#### [Structured figure records]

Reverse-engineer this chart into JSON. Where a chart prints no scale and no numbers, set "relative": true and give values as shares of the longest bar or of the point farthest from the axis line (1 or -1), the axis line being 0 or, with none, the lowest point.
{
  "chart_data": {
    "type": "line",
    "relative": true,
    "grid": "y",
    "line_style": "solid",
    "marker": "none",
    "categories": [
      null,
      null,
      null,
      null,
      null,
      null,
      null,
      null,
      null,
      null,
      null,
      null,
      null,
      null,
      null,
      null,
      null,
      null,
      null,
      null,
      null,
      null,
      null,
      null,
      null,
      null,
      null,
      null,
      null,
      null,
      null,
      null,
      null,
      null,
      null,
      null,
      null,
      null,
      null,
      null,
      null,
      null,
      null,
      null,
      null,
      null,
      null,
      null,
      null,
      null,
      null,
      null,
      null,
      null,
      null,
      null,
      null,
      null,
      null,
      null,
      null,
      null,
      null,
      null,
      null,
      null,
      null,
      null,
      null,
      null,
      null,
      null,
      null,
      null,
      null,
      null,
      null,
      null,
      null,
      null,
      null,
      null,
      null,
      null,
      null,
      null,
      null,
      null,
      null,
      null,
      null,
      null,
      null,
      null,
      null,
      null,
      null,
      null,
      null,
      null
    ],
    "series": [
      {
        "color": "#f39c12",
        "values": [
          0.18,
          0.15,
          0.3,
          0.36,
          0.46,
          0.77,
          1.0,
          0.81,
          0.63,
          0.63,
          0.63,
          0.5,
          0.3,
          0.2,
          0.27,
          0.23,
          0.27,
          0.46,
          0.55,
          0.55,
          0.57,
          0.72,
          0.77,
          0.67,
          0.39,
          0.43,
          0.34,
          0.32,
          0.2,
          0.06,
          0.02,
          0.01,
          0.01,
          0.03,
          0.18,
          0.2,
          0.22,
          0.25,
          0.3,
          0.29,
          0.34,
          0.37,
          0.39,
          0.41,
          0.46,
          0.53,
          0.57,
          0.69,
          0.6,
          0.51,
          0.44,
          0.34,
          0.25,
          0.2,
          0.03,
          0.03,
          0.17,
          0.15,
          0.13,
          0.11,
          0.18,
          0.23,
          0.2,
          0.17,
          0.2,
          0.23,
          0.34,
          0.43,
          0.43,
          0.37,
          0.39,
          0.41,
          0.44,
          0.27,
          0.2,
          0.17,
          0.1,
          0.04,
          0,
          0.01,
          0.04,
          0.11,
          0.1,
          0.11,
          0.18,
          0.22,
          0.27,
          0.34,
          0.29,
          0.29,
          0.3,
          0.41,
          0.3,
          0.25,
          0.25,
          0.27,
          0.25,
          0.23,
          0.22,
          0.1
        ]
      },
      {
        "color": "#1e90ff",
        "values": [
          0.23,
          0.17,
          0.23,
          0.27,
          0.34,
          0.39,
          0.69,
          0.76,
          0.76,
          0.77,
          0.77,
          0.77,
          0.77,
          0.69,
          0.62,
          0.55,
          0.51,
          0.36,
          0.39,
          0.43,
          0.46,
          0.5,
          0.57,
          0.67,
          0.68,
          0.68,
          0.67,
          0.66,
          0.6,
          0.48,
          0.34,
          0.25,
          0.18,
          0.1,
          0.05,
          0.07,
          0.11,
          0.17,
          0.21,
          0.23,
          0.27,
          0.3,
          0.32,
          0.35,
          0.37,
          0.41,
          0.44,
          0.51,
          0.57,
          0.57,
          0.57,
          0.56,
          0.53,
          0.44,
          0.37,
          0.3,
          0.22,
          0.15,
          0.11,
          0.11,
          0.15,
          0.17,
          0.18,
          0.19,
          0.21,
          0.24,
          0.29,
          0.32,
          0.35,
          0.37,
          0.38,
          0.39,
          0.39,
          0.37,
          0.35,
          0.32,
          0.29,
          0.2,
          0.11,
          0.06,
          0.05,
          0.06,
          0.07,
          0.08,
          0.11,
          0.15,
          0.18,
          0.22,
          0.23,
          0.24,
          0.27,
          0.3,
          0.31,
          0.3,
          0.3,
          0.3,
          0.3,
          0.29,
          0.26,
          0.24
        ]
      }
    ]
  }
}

#### [PROBLEM TO WORK ON]
From the first line to the last, retype the data exactly.

#### [WRITTEN SOLUTION]
Reverse-engineer this chart into JSON. Where a chart prints no scale and no numbers, set "relative": true and give values as shares of the longest bar or of the point farthest from the axis line (1 or -1), the axis line being 0 or, with none, the lowest point.
{
  "chart_data": {
    "type": "line",
    "relative": true,
    "grid": "y",
    "line_style": "solid",
    "marker": "none",
    "categories": [
      null,
      null,
      null,
      null,
      null,
      null,
      null,
      null,
      null,
      null,
      null,
      null,
      null,
      null,
      null,
      null,
      null,
      null,
      null,
      null,
      null,
      null,
      null,
      null,
      null,
      null,
      null,
      null,
      null,
      null,
      null,
      null,
      null,
      null,
      null,
      null,
      null,
      null,
      null,
      null,
      null,
      null,
      null,
      null,
      null,
      null,
      null,
      null,
      null,
      null,
      null,
      null,
      null,
      null,
      null,
      null,
      null,
      null,
      null,
      null,
      null,
      null,
      null,
      null,
      null,
      null,
      null,
      null,
      null,
      null,
      null,
      null,
      null,
      null,
      null,
      null,
      null,
      null,
      null,
      null,
      null,
      null,
      null,
      null,
      null,
      null,
      null,
      null,
      null,
      null,
      null,
      null,
      null,
      null,
      null,
      null,
      null,
      null,
      null,
      null
    ],
    "series": [
      {
        "color": "#f39c12",
        "values": [
          0.18,
          0.15,
          0.3,
          0.36,
          0.46,
          0.77,
          1.0,
          0.81,
          0.63,
          0.63,
          0.63,
          0.5,
          0.3,
          0.2,
          0.27,
          0.23,
          0.27,
          0.46,
          0.55,
          0.55,
          0.57,
          0.72,
          0.77,
          0.67,
          0.39,
          0.43,
          0.34,
          0.32,
          0.2,
          0.06,
          0.02,
          0.01,
          0.01,
          0.03,
          0.18,
          0.2,
          0.22,
          0.25,
          0.3,
          0.29,
          0.34,
          0.37,
          0.39,
          0.41,
          0.46,
          0.53,
          0.57,
          0.69,
          0.6,
          0.51,
          0.44,
          0.34,
          0.25,
          0.2,
          0.03,
          0.03,
          0.17,
          0.15,
          0.13,
          0.11,
          0.18,
          0.23,
          0.2,
          0.17,
          0.2,
          0.23,
          0.34,
          0.43,
          0.43,
          0.37,
          0.39,
          0.41,
          0.44,
          0.27,
          0.2,
          0.17,
          0.1,
          0.04,
          0,
          0.01,
          0.04,
          0.11,
          0.1,
          0.11,
          0.18,
          0.22,
          0.27,
          0.34,
          0.29,
          0.29,
          0.3,
          0.41,
          0.3,
          0.25,
          0.25,
          0.27,
          0.25,
          0.23,
          0.22,
          0.1
        ]
      },
      {
        "color": "#1e90ff",
        "values": [
          0.23,
          0.17,
          0.23,
          0.27,
          0.34,
          0.39,
          0.69,
          0.76,
          0.76,
          0.77,
          0.77,
          0.77,
          0.77,
          0.69,
          0.62,
          0.55,
          0.51,
          0.36,
          0.39,
          0.43,
          0.46,
          0.5,
          0.57,
          0.67,
          0.68,
          0.68,
          0.67,
          0.66,
          0.6,
          0.48,
          0.34,
          0.25,
          0.18,
          0.1,
          0.05,
          0.07,
          0.11,
          0.17,
          0.21,
          0.23,
          0.27,
          0.3,
          0.32,
          0.35,
          0.37,
          0.41,
          0.44,
          0.51,
          0.57,
          0.57,
          0.57,
          0.56,
          0.53,
          0.44,
          0.37,
          0.3,
          0.22,
          0.15,
          0.11,
          0.11,
          0.15,
          0.17,
          0.18,
          0.19,
          0.21,
          0.24,
          0.29,
          0.32,
          0.35,
          0.37,
          0.38,
          0.39,
          0.39,
          0.37,
          0.35,
          0.32,
          0.29,
          0.2,
          0.11,
          0.06,
          0.05,
          0.06,
          0.07,
          0.08,
          0.11,
          0.15,
          0.18,
          0.22,
          0.23,
          0.24,
          0.27,
          0.3,
          0.31,
          0.3,
          0.3,
          0.3,
          0.3,
          0.29,
          0.26,
          0.24
        ]
      }
    ]
  }
}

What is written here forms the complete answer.